*** Data lines ***
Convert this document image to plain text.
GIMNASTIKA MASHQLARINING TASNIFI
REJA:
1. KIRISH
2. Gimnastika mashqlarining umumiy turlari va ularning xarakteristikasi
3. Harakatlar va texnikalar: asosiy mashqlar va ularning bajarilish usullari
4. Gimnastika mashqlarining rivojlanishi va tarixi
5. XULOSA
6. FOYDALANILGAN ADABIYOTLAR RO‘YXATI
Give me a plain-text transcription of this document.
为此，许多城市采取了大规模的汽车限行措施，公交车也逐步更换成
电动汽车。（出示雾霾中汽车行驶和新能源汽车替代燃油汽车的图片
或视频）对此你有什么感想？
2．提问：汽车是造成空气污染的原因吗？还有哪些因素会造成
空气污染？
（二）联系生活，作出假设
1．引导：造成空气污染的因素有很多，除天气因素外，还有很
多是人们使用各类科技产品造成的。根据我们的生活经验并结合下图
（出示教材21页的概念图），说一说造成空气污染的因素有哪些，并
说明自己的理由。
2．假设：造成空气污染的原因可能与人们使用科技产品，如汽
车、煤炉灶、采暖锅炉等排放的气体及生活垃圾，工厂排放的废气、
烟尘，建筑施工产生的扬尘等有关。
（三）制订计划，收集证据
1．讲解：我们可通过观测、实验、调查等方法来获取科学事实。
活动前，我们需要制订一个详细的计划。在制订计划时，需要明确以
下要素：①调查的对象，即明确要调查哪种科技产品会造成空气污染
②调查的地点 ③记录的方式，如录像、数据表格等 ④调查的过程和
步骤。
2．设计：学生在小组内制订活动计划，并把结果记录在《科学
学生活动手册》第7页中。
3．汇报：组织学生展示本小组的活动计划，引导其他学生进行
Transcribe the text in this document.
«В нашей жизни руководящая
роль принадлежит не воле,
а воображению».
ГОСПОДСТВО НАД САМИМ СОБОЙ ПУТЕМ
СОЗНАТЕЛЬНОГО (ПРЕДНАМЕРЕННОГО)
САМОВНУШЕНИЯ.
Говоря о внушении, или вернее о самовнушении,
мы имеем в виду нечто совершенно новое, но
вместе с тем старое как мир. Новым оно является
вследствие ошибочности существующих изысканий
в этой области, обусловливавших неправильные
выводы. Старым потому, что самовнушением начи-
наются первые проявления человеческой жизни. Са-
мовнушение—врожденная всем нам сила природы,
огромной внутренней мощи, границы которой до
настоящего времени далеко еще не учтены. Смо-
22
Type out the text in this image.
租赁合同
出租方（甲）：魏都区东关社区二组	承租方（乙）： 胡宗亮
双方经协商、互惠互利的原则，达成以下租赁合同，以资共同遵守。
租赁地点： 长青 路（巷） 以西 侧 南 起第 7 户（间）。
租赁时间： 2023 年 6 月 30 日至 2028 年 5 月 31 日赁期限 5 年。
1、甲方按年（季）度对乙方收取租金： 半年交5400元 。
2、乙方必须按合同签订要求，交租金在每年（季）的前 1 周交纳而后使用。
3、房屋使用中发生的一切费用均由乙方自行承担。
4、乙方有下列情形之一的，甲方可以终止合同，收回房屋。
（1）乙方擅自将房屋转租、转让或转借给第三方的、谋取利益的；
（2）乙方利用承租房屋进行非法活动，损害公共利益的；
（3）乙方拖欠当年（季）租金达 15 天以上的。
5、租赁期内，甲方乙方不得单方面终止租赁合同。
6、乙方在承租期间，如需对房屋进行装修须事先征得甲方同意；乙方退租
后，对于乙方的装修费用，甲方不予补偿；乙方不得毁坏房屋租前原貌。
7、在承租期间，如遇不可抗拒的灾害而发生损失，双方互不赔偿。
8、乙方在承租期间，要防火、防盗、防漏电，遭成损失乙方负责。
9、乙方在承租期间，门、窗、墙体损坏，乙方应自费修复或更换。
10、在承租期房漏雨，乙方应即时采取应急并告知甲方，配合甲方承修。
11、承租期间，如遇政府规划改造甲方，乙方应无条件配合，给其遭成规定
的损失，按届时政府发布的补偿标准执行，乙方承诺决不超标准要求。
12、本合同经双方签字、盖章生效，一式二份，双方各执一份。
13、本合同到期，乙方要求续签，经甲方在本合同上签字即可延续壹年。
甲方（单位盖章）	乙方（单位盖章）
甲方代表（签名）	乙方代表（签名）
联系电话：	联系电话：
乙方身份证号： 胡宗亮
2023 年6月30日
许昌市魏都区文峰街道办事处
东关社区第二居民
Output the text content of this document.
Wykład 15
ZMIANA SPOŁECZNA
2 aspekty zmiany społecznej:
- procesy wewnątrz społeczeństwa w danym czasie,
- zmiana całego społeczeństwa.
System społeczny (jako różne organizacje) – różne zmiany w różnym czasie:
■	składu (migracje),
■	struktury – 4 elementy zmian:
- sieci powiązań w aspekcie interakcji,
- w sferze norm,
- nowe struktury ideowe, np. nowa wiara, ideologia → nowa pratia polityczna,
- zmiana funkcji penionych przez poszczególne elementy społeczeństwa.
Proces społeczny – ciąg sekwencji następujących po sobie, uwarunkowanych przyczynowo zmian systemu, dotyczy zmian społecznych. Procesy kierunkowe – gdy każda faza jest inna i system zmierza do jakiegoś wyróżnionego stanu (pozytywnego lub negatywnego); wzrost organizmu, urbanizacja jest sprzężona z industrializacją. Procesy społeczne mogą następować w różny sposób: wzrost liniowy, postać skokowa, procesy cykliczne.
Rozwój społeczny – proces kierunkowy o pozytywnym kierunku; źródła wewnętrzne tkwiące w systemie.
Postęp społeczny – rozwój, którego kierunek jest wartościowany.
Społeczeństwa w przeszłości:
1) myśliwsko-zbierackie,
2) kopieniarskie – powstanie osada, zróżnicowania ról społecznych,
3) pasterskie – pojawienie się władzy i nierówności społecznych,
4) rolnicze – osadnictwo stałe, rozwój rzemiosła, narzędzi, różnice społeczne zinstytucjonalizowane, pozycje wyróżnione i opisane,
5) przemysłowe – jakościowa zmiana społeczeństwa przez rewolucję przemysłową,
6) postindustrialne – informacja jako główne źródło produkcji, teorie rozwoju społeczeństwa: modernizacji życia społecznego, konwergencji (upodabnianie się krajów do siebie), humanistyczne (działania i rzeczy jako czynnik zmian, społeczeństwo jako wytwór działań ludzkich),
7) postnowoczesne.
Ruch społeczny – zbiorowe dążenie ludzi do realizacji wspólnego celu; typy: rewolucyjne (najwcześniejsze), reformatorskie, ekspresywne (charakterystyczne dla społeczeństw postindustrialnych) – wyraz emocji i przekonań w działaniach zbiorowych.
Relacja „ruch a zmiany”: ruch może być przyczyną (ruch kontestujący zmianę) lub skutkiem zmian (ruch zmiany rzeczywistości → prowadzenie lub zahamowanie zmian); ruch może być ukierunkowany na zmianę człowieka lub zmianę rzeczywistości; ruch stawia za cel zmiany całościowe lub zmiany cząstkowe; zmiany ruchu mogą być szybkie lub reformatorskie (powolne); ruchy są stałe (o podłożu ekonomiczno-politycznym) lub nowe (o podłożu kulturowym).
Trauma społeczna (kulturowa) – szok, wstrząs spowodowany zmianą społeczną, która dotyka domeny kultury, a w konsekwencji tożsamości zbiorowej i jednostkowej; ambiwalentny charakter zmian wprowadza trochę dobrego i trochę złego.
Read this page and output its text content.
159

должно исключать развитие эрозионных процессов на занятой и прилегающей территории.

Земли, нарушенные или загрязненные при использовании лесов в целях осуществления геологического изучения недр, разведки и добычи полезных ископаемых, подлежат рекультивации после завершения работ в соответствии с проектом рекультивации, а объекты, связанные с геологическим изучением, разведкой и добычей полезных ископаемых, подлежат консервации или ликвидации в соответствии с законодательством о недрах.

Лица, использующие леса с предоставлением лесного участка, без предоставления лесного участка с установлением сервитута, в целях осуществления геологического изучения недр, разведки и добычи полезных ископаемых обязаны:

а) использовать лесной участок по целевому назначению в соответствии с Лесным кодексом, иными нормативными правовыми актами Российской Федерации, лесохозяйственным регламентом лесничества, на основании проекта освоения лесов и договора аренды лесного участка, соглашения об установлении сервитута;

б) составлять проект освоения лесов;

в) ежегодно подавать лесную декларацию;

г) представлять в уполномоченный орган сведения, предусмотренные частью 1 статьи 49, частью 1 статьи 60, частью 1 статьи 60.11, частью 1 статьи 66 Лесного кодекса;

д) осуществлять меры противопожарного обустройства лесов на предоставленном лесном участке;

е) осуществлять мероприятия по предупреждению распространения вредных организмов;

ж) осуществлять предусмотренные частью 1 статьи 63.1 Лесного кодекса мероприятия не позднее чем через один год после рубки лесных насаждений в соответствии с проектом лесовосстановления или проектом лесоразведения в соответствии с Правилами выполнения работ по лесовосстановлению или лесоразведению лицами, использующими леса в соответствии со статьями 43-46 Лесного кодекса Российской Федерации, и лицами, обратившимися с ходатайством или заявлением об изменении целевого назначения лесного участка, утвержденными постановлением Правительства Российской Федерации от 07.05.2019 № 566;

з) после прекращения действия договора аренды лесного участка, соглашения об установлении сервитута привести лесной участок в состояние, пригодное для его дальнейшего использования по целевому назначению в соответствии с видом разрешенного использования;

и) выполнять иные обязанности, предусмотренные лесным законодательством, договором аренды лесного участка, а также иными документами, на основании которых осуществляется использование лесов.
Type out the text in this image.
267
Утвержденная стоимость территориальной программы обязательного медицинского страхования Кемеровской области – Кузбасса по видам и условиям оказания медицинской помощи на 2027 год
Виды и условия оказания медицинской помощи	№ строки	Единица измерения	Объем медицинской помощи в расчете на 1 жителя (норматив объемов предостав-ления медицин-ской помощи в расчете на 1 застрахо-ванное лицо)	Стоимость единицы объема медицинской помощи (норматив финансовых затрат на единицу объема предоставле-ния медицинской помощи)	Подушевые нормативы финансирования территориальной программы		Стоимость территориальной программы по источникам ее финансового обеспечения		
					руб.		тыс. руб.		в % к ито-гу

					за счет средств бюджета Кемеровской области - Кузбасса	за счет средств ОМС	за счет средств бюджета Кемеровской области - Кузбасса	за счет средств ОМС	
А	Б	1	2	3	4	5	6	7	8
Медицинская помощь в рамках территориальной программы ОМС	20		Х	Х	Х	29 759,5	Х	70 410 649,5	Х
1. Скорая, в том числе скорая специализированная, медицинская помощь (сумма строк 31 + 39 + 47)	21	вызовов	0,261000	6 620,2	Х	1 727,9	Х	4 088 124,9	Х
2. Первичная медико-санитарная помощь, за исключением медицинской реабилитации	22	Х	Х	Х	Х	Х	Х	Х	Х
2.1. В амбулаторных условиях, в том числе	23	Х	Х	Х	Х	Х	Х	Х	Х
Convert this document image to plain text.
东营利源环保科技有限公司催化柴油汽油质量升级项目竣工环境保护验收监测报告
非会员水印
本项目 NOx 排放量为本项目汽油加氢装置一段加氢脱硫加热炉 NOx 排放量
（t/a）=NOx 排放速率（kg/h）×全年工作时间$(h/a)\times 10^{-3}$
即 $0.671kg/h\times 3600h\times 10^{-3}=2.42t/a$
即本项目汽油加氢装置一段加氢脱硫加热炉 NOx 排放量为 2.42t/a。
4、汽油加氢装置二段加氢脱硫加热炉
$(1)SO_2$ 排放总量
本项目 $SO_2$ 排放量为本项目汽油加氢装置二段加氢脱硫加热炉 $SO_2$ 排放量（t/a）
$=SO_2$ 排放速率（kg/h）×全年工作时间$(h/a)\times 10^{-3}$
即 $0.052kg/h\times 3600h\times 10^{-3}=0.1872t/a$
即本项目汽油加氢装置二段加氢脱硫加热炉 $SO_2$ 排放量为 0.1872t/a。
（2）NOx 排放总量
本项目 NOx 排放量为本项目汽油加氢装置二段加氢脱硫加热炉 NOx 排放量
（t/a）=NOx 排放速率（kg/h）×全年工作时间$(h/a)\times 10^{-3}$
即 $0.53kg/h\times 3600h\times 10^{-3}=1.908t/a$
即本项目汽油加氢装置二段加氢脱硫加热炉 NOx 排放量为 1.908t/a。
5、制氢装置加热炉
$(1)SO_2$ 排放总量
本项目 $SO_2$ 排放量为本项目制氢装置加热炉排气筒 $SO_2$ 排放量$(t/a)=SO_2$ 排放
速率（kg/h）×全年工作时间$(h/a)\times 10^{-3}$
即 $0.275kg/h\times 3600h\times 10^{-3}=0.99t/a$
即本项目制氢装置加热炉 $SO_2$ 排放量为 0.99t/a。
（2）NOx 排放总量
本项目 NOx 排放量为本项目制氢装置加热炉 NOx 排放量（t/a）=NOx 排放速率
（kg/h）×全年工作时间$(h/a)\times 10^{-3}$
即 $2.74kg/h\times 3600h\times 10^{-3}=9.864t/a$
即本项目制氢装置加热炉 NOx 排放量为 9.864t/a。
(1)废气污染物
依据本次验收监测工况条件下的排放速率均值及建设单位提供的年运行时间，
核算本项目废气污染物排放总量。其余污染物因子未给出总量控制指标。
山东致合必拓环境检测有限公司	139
***
* What is being asked:
Keep only those lines of the records that hold "Кузбасса", and return them.

* Answer below:
Утвержденная стоимость территориальной программы обязательного медицинского страхования Кемеровской области – Кузбасса по видам и условиям оказания медицинской помощи на 2027 год
					за счет средств бюджета Кемеровской области - Кузбасса	за счет средств ОМС	за счет средств бюджета Кемеровской области - Кузбасса	за счет средств ОМС	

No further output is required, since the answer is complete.